### Task description
Copy out the data below verbatim.

(Dataset rows)
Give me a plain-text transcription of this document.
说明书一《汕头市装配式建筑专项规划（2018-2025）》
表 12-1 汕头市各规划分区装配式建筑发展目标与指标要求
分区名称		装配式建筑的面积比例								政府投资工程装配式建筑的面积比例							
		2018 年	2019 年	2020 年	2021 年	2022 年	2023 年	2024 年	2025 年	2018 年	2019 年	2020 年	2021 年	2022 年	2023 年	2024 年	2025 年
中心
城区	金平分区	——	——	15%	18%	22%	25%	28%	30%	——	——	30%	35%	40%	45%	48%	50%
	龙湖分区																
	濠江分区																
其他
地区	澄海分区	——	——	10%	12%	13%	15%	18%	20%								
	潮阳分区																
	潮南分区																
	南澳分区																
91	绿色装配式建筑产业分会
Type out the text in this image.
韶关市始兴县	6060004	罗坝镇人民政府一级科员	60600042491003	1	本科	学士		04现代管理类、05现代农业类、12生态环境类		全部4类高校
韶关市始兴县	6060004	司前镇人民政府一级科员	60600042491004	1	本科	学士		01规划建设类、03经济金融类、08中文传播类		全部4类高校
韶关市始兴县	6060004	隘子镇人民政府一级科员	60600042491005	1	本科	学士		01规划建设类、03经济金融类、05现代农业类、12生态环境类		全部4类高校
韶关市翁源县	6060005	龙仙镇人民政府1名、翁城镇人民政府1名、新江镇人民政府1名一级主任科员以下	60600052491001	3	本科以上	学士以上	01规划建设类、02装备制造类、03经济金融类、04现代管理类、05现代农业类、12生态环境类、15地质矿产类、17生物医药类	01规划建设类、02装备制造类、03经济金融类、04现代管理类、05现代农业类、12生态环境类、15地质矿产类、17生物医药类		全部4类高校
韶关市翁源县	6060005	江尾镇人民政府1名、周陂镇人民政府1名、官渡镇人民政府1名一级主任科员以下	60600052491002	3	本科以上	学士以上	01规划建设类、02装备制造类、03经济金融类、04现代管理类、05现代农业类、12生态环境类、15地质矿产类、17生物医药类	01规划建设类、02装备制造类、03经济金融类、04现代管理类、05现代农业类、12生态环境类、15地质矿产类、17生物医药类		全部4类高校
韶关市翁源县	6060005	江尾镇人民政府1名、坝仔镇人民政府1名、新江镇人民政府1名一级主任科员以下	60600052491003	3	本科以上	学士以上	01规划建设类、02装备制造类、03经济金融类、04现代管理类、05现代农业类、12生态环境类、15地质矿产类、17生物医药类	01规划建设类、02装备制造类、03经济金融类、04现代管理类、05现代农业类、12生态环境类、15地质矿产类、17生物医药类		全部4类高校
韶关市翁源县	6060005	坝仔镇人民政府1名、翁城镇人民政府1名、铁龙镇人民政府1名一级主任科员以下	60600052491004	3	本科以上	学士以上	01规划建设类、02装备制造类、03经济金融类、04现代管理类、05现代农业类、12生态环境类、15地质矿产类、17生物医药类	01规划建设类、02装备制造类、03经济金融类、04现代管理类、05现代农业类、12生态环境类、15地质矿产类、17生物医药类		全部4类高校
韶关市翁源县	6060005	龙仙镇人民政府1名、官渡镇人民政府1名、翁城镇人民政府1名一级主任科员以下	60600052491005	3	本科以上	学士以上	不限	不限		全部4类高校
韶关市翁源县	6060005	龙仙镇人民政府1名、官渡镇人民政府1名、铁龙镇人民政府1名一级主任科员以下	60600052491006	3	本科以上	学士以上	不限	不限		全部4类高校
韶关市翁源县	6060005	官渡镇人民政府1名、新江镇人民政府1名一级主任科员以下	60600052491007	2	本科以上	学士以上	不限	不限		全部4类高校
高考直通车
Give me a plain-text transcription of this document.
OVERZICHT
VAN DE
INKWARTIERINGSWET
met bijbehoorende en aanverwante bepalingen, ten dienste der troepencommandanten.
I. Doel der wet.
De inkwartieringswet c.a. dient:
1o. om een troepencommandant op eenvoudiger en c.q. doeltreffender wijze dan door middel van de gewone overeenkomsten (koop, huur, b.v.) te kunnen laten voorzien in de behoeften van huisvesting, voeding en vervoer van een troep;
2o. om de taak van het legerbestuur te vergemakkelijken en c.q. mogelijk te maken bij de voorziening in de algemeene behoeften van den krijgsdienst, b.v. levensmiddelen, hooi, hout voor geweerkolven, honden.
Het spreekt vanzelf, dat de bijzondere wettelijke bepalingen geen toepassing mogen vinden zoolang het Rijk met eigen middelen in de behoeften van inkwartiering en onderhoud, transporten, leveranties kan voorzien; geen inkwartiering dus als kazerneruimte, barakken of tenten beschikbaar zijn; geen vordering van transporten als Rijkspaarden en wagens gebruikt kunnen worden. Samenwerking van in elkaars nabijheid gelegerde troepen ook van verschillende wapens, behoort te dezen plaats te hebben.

### Response to this exercise
Give me a plain-text transcription of this document.
说明书一《汕头市装配式建筑专项规划（2018-2025）》
表 12-1 汕头市各规划分区装配式建筑发展目标与指标要求
分区名称		装配式建筑的面积比例								政府投资工程装配式建筑的面积比例							
		2018 年	2019 年	2020 年	2021 年	2022 年	2023 年	2024 年	2025 年	2018 年	2019 年	2020 年	2021 年	2022 年	2023 年	2024 年	2025 年
中心
城区	金平分区	——	——	15%	18%	22%	25%	28%	30%	——	——	30%	35%	40%	45%	48%	50%
	龙湖分区																
	濠江分区																
其他
地区	澄海分区	——	——	10%	12%	13%	15%	18%	20%								
	潮阳分区																
	潮南分区																
	南澳分区																
91	绿色装配式建筑产业分会
Type out the text in this image.
韶关市始兴县	6060004	罗坝镇人民政府一级科员	60600042491003	1	本科	学士		04现代管理类、05现代农业类、12生态环境类		全部4类高校
韶关市始兴县	6060004	司前镇人民政府一级科员	60600042491004	1	本科	学士		01规划建设类、03经济金融类、08中文传播类		全部4类高校
韶关市始兴县	6060004	隘子镇人民政府一级科员	60600042491005	1	本科	学士		01规划建设类、03经济金融类、05现代农业类、12生态环境类		全部4类高校
韶关市翁源县	6060005	龙仙镇人民政府1名、翁城镇人民政府1名、新江镇人民政府1名一级主任科员以下	60600052491001	3	本科以上	学士以上	01规划建设类、02装备制造类、03经济金融类、04现代管理类、05现代农业类、12生态环境类、15地质矿产类、17生物医药类	01规划建设类、02装备制造类、03经济金融类、04现代管理类、05现代农业类、12生态环境类、15地质矿产类、17生物医药类		全部4类高校
韶关市翁源县	6060005	江尾镇人民政府1名、周陂镇人民政府1名、官渡镇人民政府1名一级主任科员以下	60600052491002	3	本科以上	学士以上	01规划建设类、02装备制造类、03经济金融类、04现代管理类、05现代农业类、12生态环境类、15地质矿产类、17生物医药类	01规划建设类、02装备制造类、03经济金融类、04现代管理类、05现代农业类、12生态环境类、15地质矿产类、17生物医药类		全部4类高校
韶关市翁源县	6060005	江尾镇人民政府1名、坝仔镇人民政府1名、新江镇人民政府1名一级主任科员以下	60600052491003	3	本科以上	学士以上	01规划建设类、02装备制造类、03经济金融类、04现代管理类、05现代农业类、12生态环境类、15地质矿产类、17生物医药类	01规划建设类、02装备制造类、03经济金融类、04现代管理类、05现代农业类、12生态环境类、15地质矿产类、17生物医药类		全部4类高校
韶关市翁源县	6060005	坝仔镇人民政府1名、翁城镇人民政府1名、铁龙镇人民政府1名一级主任科员以下	60600052491004	3	本科以上	学士以上	01规划建设类、02装备制造类、03经济金融类、04现代管理类、05现代农业类、12生态环境类、15地质矿产类、17生物医药类	01规划建设类、02装备制造类、03经济金融类、04现代管理类、05现代农业类、12生态环境类、15地质矿产类、17生物医药类		全部4类高校
韶关市翁源县	6060005	龙仙镇人民政府1名、官渡镇人民政府1名、翁城镇人民政府1名一级主任科员以下	60600052491005	3	本科以上	学士以上	不限	不限		全部4类高校
韶关市翁源县	6060005	龙仙镇人民政府1名、官渡镇人民政府1名、铁龙镇人民政府1名一级主任科员以下	60600052491006	3	本科以上	学士以上	不限	不限		全部4类高校
韶关市翁源县	6060005	官渡镇人民政府1名、新江镇人民政府1名一级主任科员以下	60600052491007	2	本科以上	学士以上	不限	不限		全部4类高校
高考直通车
Give me a plain-text transcription of this document.
OVERZICHT
VAN DE
INKWARTIERINGSWET
met bijbehoorende en aanverwante bepalingen, ten dienste der troepencommandanten.
I. Doel der wet.
De inkwartieringswet c.a. dient:
1o. om een troepencommandant op eenvoudiger en c.q. doeltreffender wijze dan door middel van de gewone overeenkomsten (koop, huur, b.v.) te kunnen laten voorzien in de behoeften van huisvesting, voeding en vervoer van een troep;
2o. om de taak van het legerbestuur te vergemakkelijken en c.q. mogelijk te maken bij de voorziening in de algemeene behoeften van den krijgsdienst, b.v. levensmiddelen, hooi, hout voor geweerkolven, honden.
Het spreekt vanzelf, dat de bijzondere wettelijke bepalingen geen toepassing mogen vinden zoolang het Rijk met eigen middelen in de behoeften van inkwartiering en onderhoud, transporten, leveranties kan voorzien; geen inkwartiering dus als kazerneruimte, barakken of tenten beschikbaar zijn; geen vordering van transporten als Rijkspaarden en wagens gebruikt kunnen worden. Samenwerking van in elkaars nabijheid gelegerde troepen ook van verschillende wapens, behoort te dezen plaats te hebben.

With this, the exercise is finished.